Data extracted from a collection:
________________________________________
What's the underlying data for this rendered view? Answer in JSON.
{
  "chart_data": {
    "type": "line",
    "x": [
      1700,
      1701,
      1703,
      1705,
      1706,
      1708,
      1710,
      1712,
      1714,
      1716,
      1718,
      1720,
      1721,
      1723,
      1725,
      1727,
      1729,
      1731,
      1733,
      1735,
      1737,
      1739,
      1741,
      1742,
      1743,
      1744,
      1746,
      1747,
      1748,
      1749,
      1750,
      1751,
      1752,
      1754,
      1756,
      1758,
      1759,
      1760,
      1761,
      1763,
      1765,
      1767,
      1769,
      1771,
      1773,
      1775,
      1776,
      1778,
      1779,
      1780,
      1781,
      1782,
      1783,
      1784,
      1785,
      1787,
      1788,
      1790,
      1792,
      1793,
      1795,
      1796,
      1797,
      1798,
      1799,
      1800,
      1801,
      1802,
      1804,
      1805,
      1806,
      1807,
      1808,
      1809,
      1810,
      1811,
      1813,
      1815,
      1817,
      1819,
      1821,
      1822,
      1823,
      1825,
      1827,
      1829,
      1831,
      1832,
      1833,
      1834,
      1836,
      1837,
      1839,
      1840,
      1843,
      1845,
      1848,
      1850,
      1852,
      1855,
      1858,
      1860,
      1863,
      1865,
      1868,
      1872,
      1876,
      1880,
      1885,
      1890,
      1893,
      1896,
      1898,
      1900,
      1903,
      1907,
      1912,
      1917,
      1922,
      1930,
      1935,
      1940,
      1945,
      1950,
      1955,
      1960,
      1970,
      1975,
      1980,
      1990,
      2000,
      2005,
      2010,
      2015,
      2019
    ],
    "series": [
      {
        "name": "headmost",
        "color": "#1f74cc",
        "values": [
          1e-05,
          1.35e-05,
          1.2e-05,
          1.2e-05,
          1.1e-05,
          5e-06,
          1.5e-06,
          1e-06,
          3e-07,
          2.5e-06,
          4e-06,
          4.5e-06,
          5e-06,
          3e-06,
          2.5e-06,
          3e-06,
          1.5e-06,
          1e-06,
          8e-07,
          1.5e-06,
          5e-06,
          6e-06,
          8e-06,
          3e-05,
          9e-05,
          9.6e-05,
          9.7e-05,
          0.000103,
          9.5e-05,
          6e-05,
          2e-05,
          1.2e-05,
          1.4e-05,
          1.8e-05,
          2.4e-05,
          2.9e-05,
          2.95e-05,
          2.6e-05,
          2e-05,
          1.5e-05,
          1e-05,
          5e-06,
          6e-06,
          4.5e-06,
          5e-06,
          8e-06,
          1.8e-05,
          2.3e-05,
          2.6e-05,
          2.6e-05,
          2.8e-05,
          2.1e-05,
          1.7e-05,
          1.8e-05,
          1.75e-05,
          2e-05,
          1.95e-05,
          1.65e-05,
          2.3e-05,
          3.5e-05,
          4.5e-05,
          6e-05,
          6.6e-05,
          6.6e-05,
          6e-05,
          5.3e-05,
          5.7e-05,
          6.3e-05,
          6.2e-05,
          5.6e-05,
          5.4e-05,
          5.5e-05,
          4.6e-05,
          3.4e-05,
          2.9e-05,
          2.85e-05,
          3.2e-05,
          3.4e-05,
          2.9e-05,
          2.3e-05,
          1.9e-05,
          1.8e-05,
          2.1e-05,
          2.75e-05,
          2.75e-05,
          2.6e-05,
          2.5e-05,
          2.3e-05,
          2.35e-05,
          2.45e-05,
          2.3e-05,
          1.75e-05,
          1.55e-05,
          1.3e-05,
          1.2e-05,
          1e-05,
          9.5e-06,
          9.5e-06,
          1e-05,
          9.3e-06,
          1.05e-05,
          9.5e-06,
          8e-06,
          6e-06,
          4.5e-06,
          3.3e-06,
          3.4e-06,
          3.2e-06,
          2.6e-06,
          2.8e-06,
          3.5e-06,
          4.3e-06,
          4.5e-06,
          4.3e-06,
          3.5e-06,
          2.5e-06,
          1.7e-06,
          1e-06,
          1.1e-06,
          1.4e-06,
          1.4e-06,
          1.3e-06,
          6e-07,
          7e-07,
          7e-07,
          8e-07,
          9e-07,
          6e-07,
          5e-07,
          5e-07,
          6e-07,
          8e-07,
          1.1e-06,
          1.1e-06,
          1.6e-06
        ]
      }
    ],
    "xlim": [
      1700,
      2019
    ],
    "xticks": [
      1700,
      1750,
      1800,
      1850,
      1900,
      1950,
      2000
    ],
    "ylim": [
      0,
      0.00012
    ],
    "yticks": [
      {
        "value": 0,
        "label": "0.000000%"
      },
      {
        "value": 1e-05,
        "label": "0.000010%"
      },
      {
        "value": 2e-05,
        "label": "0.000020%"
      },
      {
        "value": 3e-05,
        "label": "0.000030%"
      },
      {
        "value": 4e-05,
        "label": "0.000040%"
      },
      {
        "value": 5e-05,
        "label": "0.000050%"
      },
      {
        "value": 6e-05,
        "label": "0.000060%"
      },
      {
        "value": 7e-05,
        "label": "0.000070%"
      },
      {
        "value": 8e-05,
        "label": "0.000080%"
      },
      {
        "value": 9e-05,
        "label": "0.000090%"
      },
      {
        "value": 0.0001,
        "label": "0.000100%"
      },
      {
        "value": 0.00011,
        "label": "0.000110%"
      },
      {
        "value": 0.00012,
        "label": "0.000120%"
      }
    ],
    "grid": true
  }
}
________________________________________
■ What is required
Transcribe the material exactly as it reads.

■ Answer to the exercise
What's the underlying data for this rendered view? Answer in JSON.
{
  "chart_data": {
    "type": "line",
    "x": [
      1700,
      1701,
      1703,
      1705,
      1706,
      1708,
      1710,
      1712,
      1714,
      1716,
      1718,
      1720,
      1721,
      1723,
      1725,
      1727,
      1729,
      1731,
      1733,
      1735,
      1737,
      1739,
      1741,
      1742,
      1743,
      1744,
      1746,
      1747,
      1748,
      1749,
      1750,
      1751,
      1752,
      1754,
      1756,
      1758,
      1759,
      1760,
      1761,
      1763,
      1765,
      1767,
      1769,
      1771,
      1773,
      1775,
      1776,
      1778,
      1779,
      1780,
      1781,
      1782,
      1783,
      1784,
      1785,
      1787,
      1788,
      1790,
      1792,
      1793,
      1795,
      1796,
      1797,
      1798,
      1799,
      1800,
      1801,
      1802,
      1804,
      1805,
      1806,
      1807,
      1808,
      1809,
      1810,
      1811,
      1813,
      1815,
      1817,
      1819,
      1821,
      1822,
      1823,
      1825,
      1827,
      1829,
      1831,
      1832,
      1833,
      1834,
      1836,
      1837,
      1839,
      1840,
      1843,
      1845,
      1848,
      1850,
      1852,
      1855,
      1858,
      1860,
      1863,
      1865,
      1868,
      1872,
      1876,
      1880,
      1885,
      1890,
      1893,
      1896,
      1898,
      1900,
      1903,
      1907,
      1912,
      1917,
      1922,
      1930,
      1935,
      1940,
      1945,
      1950,
      1955,
      1960,
      1970,
      1975,
      1980,
      1990,
      2000,
      2005,
      2010,
      2015,
      2019
    ],
    "series": [
      {
        "name": "headmost",
        "color": "#1f74cc",
        "values": [
          1e-05,
          1.35e-05,
          1.2e-05,
          1.2e-05,
          1.1e-05,
          5e-06,
          1.5e-06,
          1e-06,
          3e-07,
          2.5e-06,
          4e-06,
          4.5e-06,
          5e-06,
          3e-06,
          2.5e-06,
          3e-06,
          1.5e-06,
          1e-06,
          8e-07,
          1.5e-06,
          5e-06,
          6e-06,
          8e-06,
          3e-05,
          9e-05,
          9.6e-05,
          9.7e-05,
          0.000103,
          9.5e-05,
          6e-05,
          2e-05,
          1.2e-05,
          1.4e-05,
          1.8e-05,
          2.4e-05,
          2.9e-05,
          2.95e-05,
          2.6e-05,
          2e-05,
          1.5e-05,
          1e-05,
          5e-06,
          6e-06,
          4.5e-06,
          5e-06,
          8e-06,
          1.8e-05,
          2.3e-05,
          2.6e-05,
          2.6e-05,
          2.8e-05,
          2.1e-05,
          1.7e-05,
          1.8e-05,
          1.75e-05,
          2e-05,
          1.95e-05,
          1.65e-05,
          2.3e-05,
          3.5e-05,
          4.5e-05,
          6e-05,
          6.6e-05,
          6.6e-05,
          6e-05,
          5.3e-05,
          5.7e-05,
          6.3e-05,
          6.2e-05,
          5.6e-05,
          5.4e-05,
          5.5e-05,
          4.6e-05,
          3.4e-05,
          2.9e-05,
          2.85e-05,
          3.2e-05,
          3.4e-05,
          2.9e-05,
          2.3e-05,
          1.9e-05,
          1.8e-05,
          2.1e-05,
          2.75e-05,
          2.75e-05,
          2.6e-05,
          2.5e-05,
          2.3e-05,
          2.35e-05,
          2.45e-05,
          2.3e-05,
          1.75e-05,
          1.55e-05,
          1.3e-05,
          1.2e-05,
          1e-05,
          9.5e-06,
          9.5e-06,
          1e-05,
          9.3e-06,
          1.05e-05,
          9.5e-06,
          8e-06,
          6e-06,
          4.5e-06,
          3.3e-06,
          3.4e-06,
          3.2e-06,
          2.6e-06,
          2.8e-06,
          3.5e-06,
          4.3e-06,
          4.5e-06,
          4.3e-06,
          3.5e-06,
          2.5e-06,
          1.7e-06,
          1e-06,
          1.1e-06,
          1.4e-06,
          1.4e-06,
          1.3e-06,
          6e-07,
          7e-07,
          7e-07,
          8e-07,
          9e-07,
          6e-07,
          5e-07,
          5e-07,
          6e-07,
          8e-07,
          1.1e-06,
          1.1e-06,
          1.6e-06
        ]
      }
    ],
    "xlim": [
      1700,
      2019
    ],
    "xticks": [
      1700,
      1750,
      1800,
      1850,
      1900,
      1950,
      2000
    ],
    "ylim": [
      0,
      0.00012
    ],
    "yticks": [
      {
        "value": 0,
        "label": "0.000000%"
      },
      {
        "value": 1e-05,
        "label": "0.000010%"
      },
      {
        "value": 2e-05,
        "label": "0.000020%"
      },
      {
        "value": 3e-05,
        "label": "0.000030%"
      },
      {
        "value": 4e-05,
        "label": "0.000040%"
      },
      {
        "value": 5e-05,
        "label": "0.000050%"
      },
      {
        "value": 6e-05,
        "label": "0.000060%"
      },
      {
        "value": 7e-05,
        "label": "0.000070%"
      },
      {
        "value": 8e-05,
        "label": "0.000080%"
      },
      {
        "value": 9e-05,
        "label": "0.000090%"
      },
      {
        "value": 0.0001,
        "label": "0.000100%"
      },
      {
        "value": 0.00011,
        "label": "0.000110%"
      },
      {
        "value": 0.00012,
        "label": "0.000120%"
      }
    ],
    "grid": true
  }
}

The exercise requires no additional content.